**Written instruction:**
Find each line in the items below that contains the string "status", treating uppercase and lowercase as different, and copy every such line in full.

**Raw records:**
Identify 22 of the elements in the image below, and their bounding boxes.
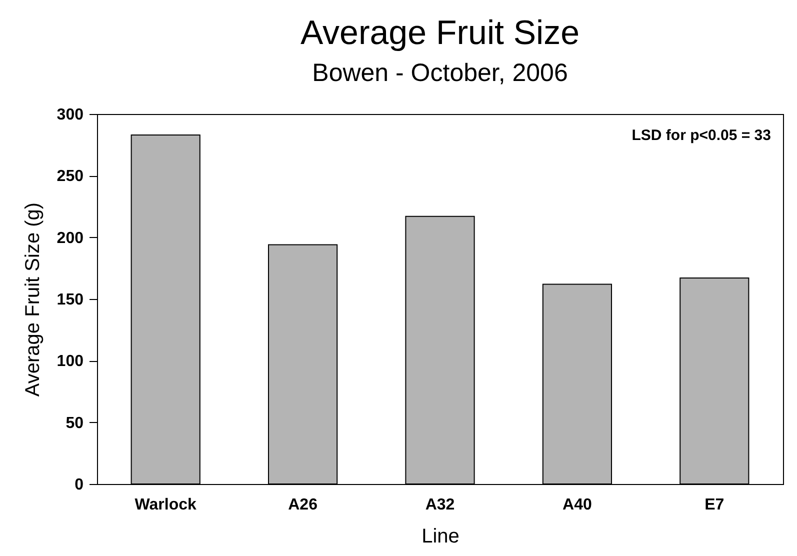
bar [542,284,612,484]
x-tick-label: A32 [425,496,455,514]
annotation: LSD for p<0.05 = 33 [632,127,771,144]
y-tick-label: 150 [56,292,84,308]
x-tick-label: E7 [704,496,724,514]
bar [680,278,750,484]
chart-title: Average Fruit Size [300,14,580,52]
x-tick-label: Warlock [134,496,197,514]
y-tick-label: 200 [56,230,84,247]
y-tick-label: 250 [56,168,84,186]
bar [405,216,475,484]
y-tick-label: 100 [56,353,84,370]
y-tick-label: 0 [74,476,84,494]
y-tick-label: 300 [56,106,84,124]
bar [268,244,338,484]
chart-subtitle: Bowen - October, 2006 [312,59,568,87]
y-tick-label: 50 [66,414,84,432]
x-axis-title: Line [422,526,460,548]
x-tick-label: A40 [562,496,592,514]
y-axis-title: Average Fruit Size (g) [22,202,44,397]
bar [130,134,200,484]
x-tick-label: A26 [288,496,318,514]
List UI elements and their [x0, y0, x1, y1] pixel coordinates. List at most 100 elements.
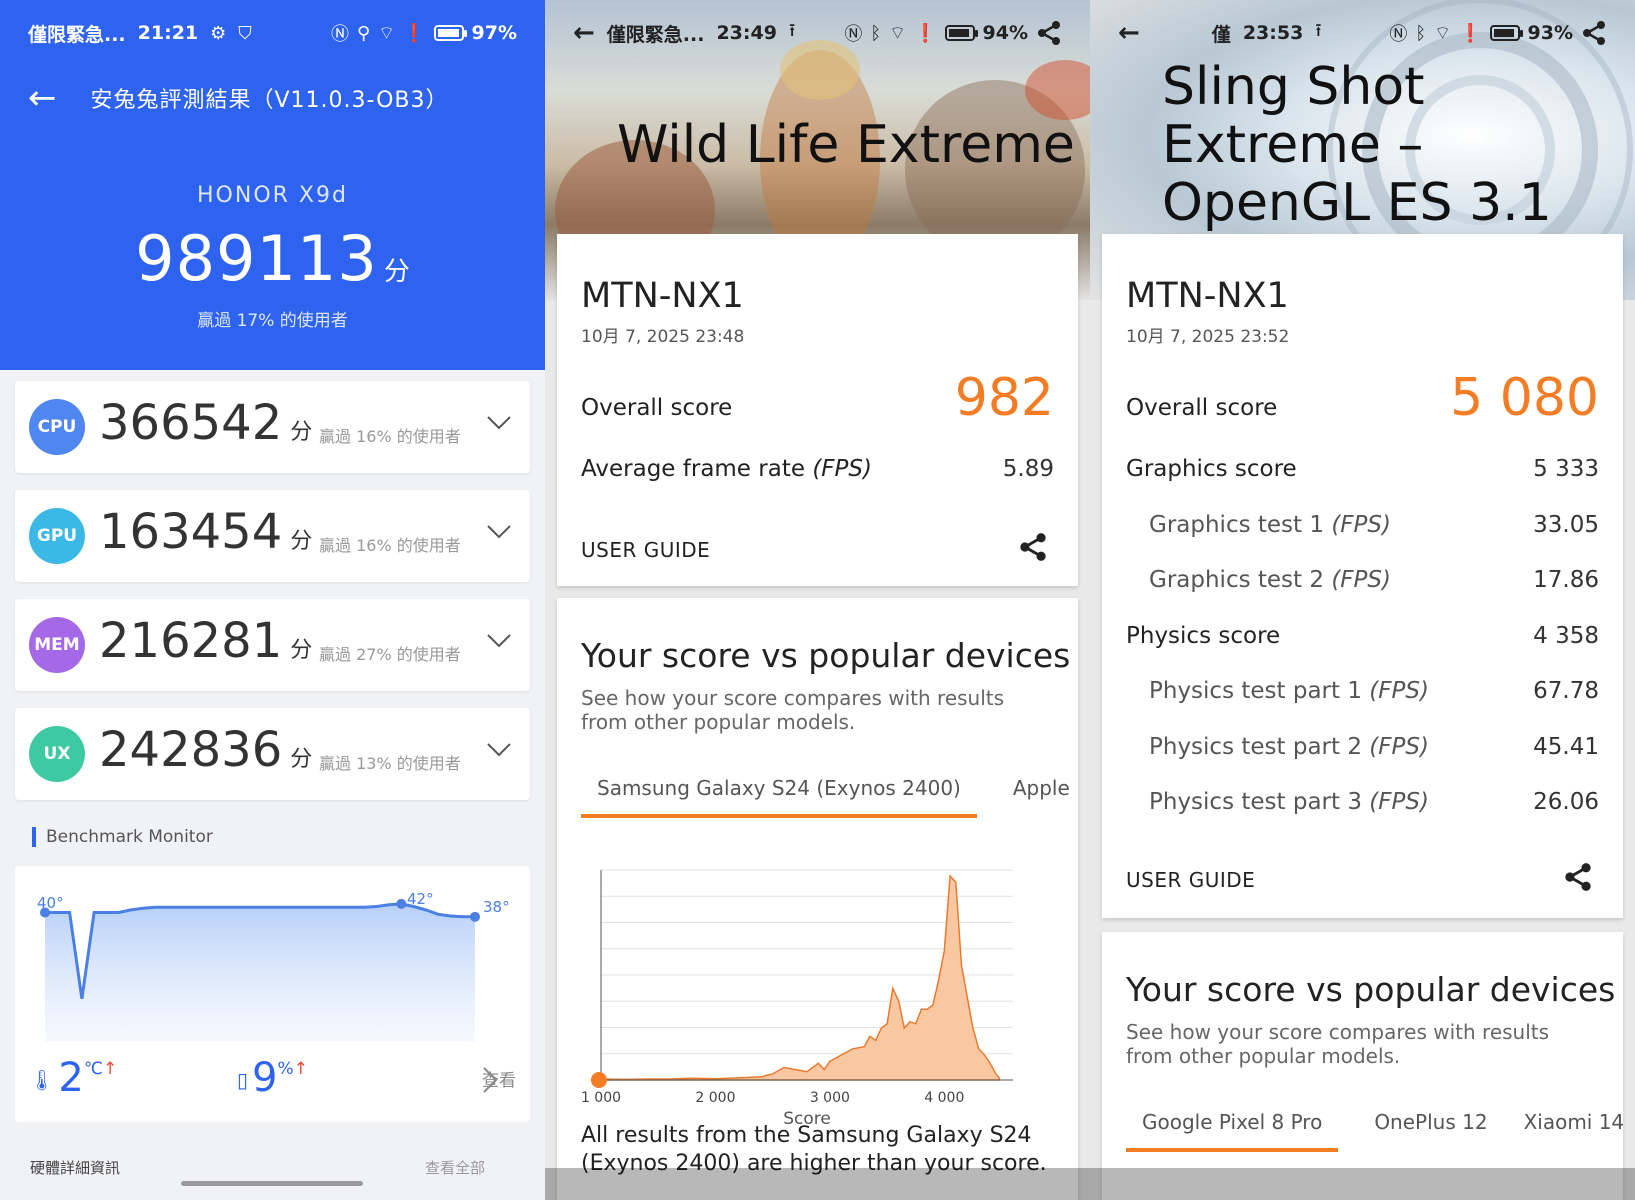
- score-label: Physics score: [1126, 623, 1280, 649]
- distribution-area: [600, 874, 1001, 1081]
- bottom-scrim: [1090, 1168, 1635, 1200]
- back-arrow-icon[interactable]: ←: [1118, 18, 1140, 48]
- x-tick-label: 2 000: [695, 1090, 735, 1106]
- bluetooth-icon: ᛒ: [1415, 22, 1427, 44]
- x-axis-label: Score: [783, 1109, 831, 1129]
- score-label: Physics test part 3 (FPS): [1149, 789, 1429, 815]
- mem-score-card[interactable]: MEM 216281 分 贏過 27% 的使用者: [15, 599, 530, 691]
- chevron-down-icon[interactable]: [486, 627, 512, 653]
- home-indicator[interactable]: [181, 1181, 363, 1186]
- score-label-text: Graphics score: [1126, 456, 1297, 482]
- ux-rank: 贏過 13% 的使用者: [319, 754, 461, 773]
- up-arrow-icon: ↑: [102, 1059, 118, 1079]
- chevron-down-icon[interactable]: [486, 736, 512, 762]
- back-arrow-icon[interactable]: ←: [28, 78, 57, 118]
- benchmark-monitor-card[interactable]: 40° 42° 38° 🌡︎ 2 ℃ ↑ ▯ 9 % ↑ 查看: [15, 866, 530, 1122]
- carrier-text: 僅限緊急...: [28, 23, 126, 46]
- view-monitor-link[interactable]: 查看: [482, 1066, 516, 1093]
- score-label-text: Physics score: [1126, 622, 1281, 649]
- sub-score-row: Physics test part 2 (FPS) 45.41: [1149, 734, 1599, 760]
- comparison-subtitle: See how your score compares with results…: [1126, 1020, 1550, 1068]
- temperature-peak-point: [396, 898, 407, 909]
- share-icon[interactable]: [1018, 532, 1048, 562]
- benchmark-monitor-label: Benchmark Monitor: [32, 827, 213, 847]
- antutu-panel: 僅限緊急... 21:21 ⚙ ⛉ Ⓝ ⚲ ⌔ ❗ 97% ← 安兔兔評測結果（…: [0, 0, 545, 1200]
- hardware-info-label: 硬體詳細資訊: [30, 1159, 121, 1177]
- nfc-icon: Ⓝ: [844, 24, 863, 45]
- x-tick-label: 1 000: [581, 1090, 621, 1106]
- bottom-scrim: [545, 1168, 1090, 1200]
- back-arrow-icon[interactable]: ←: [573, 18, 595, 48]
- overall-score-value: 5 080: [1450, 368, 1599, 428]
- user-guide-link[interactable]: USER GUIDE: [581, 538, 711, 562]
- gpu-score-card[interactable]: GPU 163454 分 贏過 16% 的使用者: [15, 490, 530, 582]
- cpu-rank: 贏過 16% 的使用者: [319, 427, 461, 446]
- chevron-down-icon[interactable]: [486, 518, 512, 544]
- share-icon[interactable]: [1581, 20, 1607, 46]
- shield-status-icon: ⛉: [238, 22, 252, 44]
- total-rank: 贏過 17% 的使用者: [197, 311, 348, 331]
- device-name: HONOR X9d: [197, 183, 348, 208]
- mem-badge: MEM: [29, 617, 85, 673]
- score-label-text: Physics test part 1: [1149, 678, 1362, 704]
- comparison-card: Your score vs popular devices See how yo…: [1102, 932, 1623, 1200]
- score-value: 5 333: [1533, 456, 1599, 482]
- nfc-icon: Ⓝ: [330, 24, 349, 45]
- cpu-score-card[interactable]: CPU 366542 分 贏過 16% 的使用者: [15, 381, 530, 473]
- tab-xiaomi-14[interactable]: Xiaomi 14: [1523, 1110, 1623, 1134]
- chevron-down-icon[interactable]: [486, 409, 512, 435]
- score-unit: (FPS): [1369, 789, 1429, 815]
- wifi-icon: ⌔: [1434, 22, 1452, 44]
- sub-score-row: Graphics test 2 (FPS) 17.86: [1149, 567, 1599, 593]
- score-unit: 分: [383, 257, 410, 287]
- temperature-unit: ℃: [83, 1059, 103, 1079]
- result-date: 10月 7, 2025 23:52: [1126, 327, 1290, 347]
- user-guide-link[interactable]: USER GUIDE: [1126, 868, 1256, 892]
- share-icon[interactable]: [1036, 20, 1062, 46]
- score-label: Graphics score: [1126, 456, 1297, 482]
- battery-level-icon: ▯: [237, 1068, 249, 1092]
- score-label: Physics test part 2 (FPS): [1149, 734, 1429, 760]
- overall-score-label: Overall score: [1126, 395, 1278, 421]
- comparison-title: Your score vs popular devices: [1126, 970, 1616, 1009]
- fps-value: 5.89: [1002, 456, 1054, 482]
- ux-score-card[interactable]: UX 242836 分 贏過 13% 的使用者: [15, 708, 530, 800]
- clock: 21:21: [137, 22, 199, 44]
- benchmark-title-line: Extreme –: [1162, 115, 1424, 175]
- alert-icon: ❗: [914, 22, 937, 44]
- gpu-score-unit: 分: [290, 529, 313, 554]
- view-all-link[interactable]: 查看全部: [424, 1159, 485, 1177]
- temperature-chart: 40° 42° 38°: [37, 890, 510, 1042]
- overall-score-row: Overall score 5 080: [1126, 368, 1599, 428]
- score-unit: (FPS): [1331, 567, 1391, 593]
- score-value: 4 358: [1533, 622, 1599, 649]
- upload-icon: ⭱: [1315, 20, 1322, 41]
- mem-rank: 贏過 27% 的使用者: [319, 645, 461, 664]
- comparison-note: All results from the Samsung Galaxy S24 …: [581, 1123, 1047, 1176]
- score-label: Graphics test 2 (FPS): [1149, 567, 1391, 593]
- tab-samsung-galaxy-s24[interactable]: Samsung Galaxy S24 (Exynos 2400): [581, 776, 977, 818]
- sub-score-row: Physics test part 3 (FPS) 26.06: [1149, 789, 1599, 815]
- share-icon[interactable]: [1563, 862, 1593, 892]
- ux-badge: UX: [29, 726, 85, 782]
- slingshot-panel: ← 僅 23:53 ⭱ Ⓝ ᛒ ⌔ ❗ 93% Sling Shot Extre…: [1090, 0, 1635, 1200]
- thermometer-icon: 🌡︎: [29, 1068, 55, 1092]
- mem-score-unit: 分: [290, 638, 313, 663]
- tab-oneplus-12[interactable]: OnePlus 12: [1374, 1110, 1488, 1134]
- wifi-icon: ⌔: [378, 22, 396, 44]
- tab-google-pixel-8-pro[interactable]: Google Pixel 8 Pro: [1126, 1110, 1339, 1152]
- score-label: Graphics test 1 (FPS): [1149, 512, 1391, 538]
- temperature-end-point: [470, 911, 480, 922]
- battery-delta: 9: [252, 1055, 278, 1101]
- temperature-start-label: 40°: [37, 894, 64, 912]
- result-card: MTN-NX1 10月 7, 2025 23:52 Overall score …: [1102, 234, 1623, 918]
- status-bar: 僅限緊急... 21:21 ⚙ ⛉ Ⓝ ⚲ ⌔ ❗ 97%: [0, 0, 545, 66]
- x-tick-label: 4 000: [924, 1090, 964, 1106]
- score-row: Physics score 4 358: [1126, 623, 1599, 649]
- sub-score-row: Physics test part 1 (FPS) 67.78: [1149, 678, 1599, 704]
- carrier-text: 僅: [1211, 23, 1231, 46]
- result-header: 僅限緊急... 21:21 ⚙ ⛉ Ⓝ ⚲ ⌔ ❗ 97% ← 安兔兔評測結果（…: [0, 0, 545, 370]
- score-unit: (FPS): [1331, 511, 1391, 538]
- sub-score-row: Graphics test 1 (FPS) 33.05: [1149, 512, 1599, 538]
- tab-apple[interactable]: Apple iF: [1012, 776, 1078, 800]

**Finished task:**
- shield-status-icon: ⛉: [238, 22, 252, 44]
- status-bar: 僅限緊急... 21:21 ⚙ ⛉ Ⓝ ⚲ ⌔ ❗ 97%: [0, 0, 545, 66]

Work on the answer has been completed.